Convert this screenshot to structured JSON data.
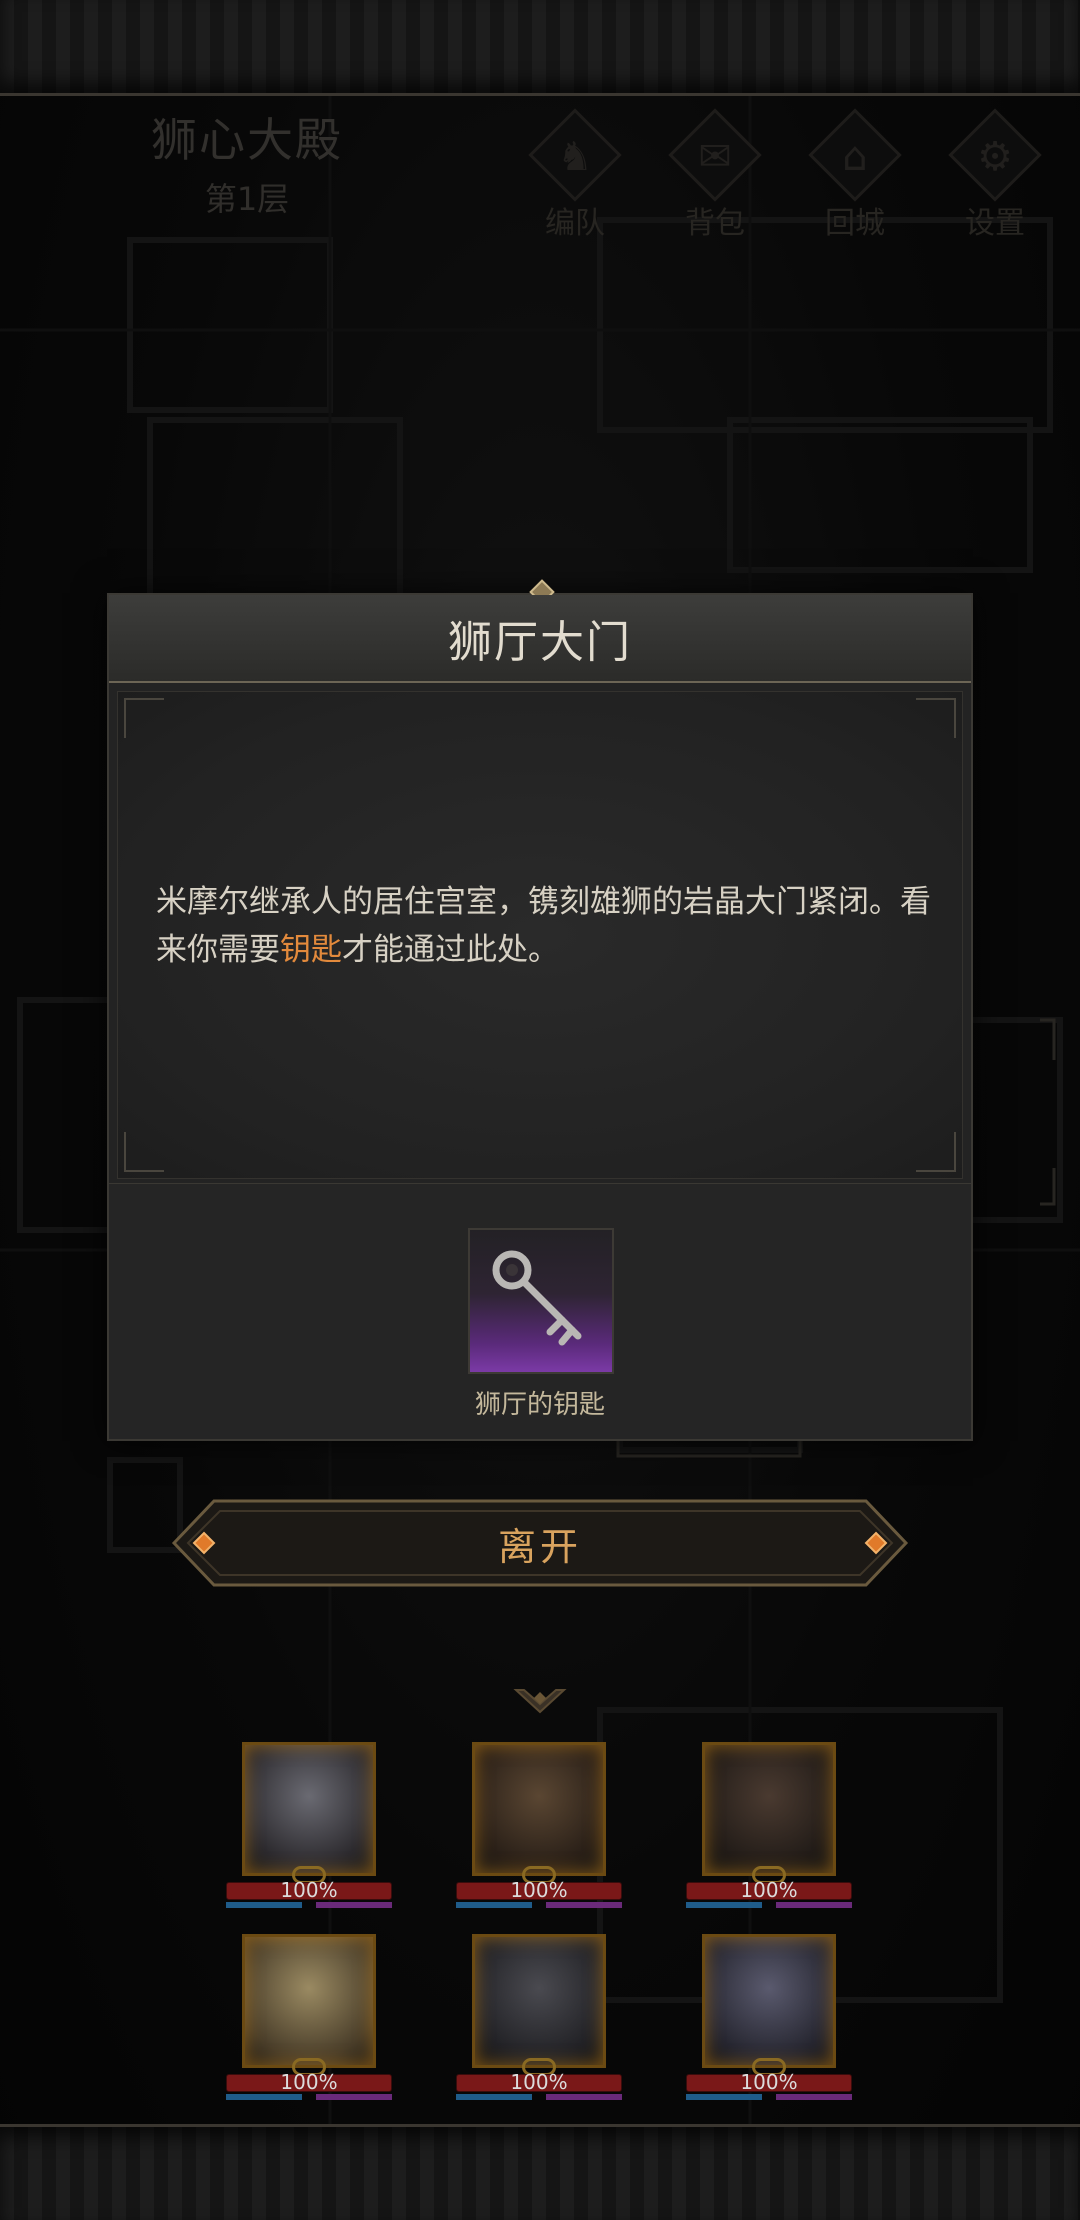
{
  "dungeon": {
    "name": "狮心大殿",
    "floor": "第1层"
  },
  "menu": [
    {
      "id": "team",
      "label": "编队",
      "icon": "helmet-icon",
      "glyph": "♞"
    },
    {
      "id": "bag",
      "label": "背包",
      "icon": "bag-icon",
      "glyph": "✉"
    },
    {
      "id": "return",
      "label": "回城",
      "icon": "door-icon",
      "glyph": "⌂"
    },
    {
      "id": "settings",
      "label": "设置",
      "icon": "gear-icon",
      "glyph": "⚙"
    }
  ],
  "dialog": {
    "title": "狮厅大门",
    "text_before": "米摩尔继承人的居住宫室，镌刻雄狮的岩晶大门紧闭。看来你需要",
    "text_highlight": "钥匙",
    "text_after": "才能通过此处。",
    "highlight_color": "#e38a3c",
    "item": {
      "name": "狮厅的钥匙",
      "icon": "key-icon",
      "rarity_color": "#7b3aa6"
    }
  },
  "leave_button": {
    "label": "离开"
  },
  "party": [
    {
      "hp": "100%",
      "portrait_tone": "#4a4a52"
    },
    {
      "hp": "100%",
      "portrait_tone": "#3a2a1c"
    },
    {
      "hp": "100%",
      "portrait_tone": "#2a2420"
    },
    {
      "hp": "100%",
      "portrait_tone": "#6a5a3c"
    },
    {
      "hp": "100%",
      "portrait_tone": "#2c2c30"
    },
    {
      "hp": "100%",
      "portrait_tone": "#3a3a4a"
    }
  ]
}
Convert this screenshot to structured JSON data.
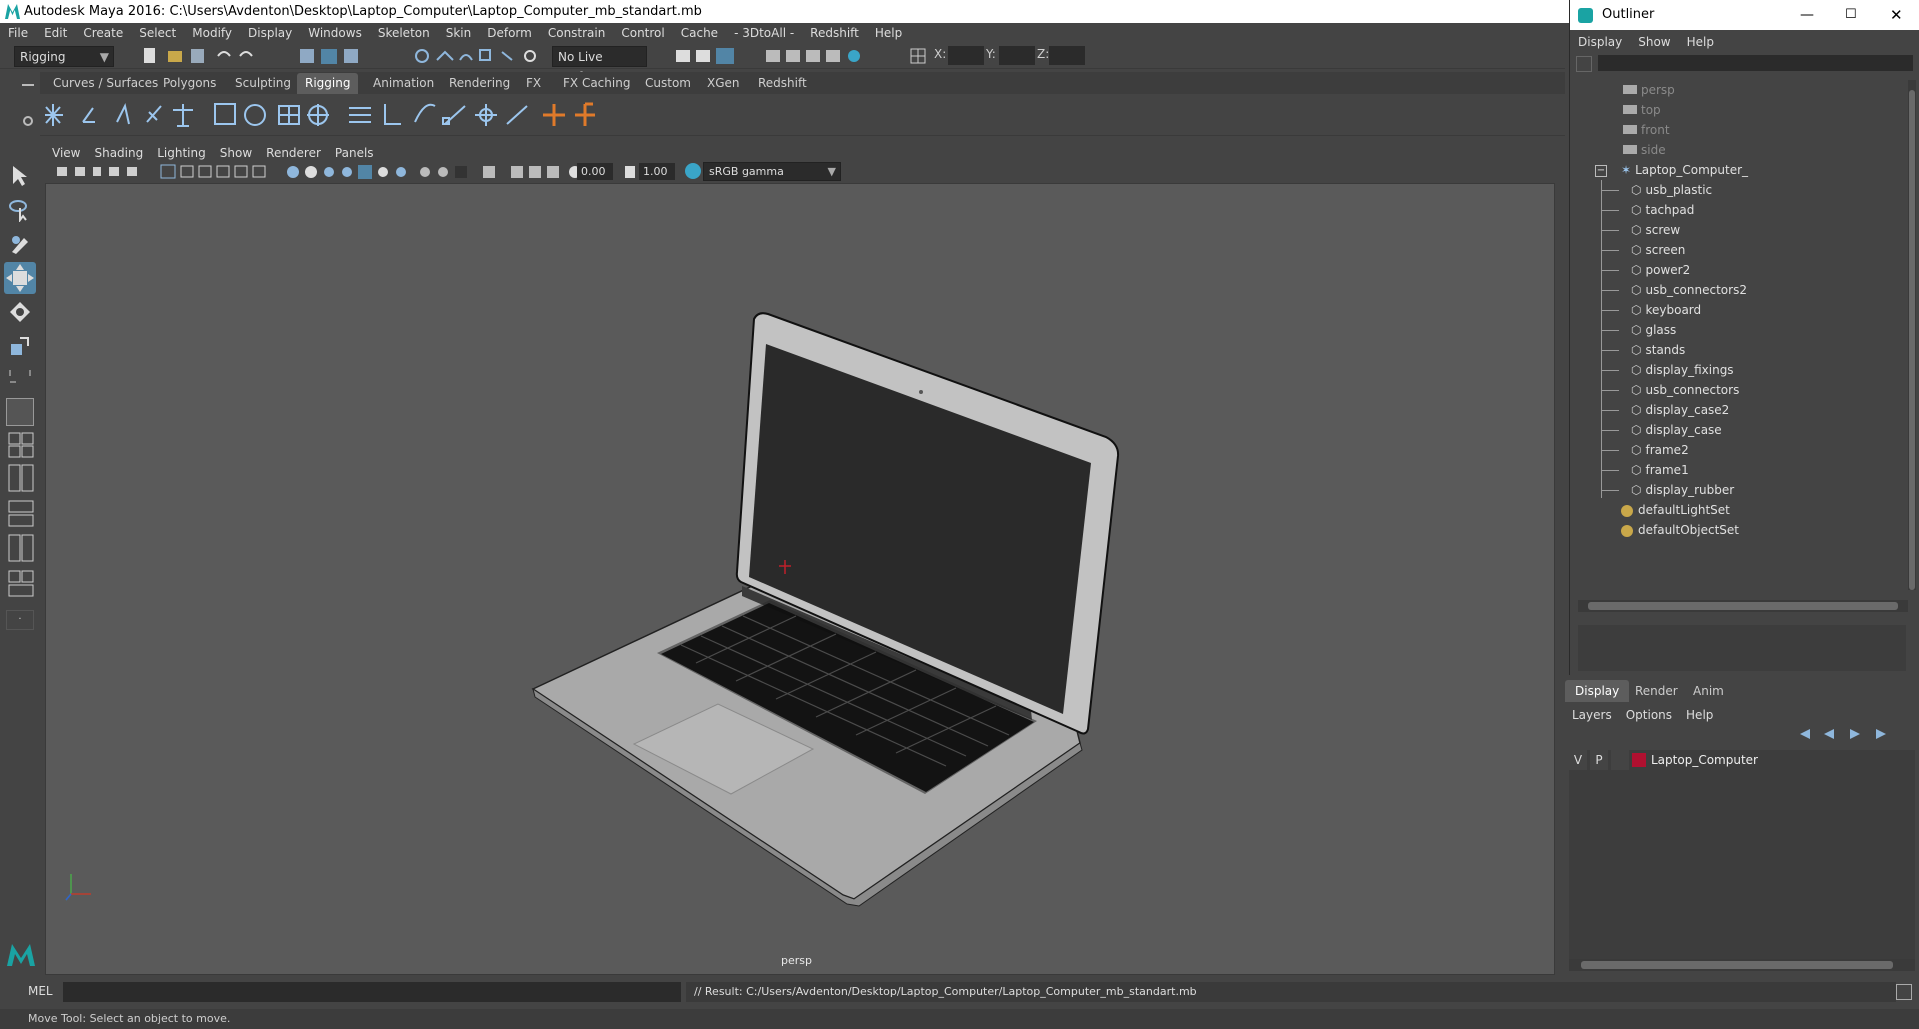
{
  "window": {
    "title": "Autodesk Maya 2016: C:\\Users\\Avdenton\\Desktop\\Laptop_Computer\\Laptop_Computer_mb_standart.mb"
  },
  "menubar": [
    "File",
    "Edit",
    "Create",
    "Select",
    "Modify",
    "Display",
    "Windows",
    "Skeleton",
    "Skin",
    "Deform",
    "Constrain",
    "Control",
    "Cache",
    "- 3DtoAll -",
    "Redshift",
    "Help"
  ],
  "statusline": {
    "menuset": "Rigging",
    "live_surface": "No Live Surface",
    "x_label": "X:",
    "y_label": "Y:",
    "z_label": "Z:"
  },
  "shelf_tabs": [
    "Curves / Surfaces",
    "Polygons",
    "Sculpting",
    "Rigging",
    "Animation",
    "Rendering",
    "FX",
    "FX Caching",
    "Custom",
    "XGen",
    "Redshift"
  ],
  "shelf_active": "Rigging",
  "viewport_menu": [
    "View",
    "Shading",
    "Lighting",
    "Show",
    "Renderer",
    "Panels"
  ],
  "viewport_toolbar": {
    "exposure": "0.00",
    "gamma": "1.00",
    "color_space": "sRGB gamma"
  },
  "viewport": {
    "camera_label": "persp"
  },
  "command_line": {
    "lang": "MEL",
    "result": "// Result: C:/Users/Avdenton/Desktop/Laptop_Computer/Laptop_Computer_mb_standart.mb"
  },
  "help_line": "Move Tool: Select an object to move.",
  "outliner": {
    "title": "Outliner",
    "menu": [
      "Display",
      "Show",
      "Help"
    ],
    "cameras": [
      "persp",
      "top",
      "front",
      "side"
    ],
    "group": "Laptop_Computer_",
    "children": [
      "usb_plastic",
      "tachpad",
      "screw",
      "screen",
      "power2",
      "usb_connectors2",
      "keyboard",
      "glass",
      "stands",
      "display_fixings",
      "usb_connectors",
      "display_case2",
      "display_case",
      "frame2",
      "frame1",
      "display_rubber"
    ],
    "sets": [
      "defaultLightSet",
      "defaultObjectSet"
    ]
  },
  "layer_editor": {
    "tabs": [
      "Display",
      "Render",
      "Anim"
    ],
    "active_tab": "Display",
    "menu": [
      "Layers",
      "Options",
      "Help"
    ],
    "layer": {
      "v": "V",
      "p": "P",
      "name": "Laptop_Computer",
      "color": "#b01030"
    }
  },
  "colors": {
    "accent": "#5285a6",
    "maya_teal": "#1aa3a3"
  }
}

--------------------------------------------------

* _What to do_: Quote the entries in full. Any image among them is to be omitted from the copy.

* _Response_:
Convert this screenshot to structured JSON data.
{
  "dungeon": {
    "name": "狮心大殿",
    "floor": "第1层"
  },
  "menu": [
    {
      "id": "team",
      "label": "编队",
      "icon": "helmet-icon",
      "glyph": "♞"
    },
    {
      "id": "bag",
      "label": "背包",
      "icon": "bag-icon",
      "glyph": "✉"
    },
    {
      "id": "return",
      "label": "回城",
      "icon": "door-icon",
      "glyph": "⌂"
    },
    {
      "id": "settings",
      "label": "设置",
      "icon": "gear-icon",
      "glyph": "⚙"
    }
  ],
  "dialog": {
    "title": "狮厅大门",
    "text_before": "米摩尔继承人的居住宫室，镌刻雄狮的岩晶大门紧闭。看来你需要",
    "text_highlight": "钥匙",
    "text_after": "才能通过此处。",
    "highlight_color": "#e38a3c",
    "item": {
      "name": "狮厅的钥匙",
      "icon": "key-icon",
      "rarity_color": "#7b3aa6"
    }
  },
  "leave_button": {
    "label": "离开"
  },
  "party": [
    {
      "hp": "100%",
      "portrait_tone": "#4a4a52"
    },
    {
      "hp": "100%",
      "portrait_tone": "#3a2a1c"
    },
    {
      "hp": "100%",
      "portrait_tone": "#2a2420"
    },
    {
      "hp": "100%",
      "portrait_tone": "#6a5a3c"
    },
    {
      "hp": "100%",
      "portrait_tone": "#2c2c30"
    },
    {
      "hp": "100%",
      "portrait_tone": "#3a3a4a"
    }
  ]
}
Convert this screenshot to structured JSON data.
{
  "window": {
    "title": "Autodesk Maya 2016: C:\\Users\\Avdenton\\Desktop\\Laptop_Computer\\Laptop_Computer_mb_standart.mb"
  },
  "menubar": [
    "File",
    "Edit",
    "Create",
    "Select",
    "Modify",
    "Display",
    "Windows",
    "Skeleton",
    "Skin",
    "Deform",
    "Constrain",
    "Control",
    "Cache",
    "- 3DtoAll -",
    "Redshift",
    "Help"
  ],
  "statusline": {
    "menuset": "Rigging",
    "live_surface": "No Live Surface",
    "x_label": "X:",
    "y_label": "Y:",
    "z_label": "Z:"
  },
  "shelf_tabs": [
    "Curves / Surfaces",
    "Polygons",
    "Sculpting",
    "Rigging",
    "Animation",
    "Rendering",
    "FX",
    "FX Caching",
    "Custom",
    "XGen",
    "Redshift"
  ],
  "shelf_active": "Rigging",
  "viewport_menu": [
    "View",
    "Shading",
    "Lighting",
    "Show",
    "Renderer",
    "Panels"
  ],
  "viewport_toolbar": {
    "exposure": "0.00",
    "gamma": "1.00",
    "color_space": "sRGB gamma"
  },
  "viewport": {
    "camera_label": "persp"
  },
  "command_line": {
    "lang": "MEL",
    "result": "// Result: C:/Users/Avdenton/Desktop/Laptop_Computer/Laptop_Computer_mb_standart.mb"
  },
  "help_line": "Move Tool: Select an object to move.",
  "outliner": {
    "title": "Outliner",
    "menu": [
      "Display",
      "Show",
      "Help"
    ],
    "cameras": [
      "persp",
      "top",
      "front",
      "side"
    ],
    "group": "Laptop_Computer_",
    "children": [
      "usb_plastic",
      "tachpad",
      "screw",
      "screen",
      "power2",
      "usb_connectors2",
      "keyboard",
      "glass",
      "stands",
      "display_fixings",
      "usb_connectors",
      "display_case2",
      "display_case",
      "frame2",
      "frame1",
      "display_rubber"
    ],
    "sets": [
      "defaultLightSet",
      "defaultObjectSet"
    ]
  },
  "layer_editor": {
    "tabs": [
      "Display",
      "Render",
      "Anim"
    ],
    "active_tab": "Display",
    "menu": [
      "Layers",
      "Options",
      "Help"
    ],
    "layer": {
      "v": "V",
      "p": "P",
      "name": "Laptop_Computer",
      "color": "#b01030"
    }
  },
  "colors": {
    "accent": "#5285a6",
    "maya_teal": "#1aa3a3"
  }
}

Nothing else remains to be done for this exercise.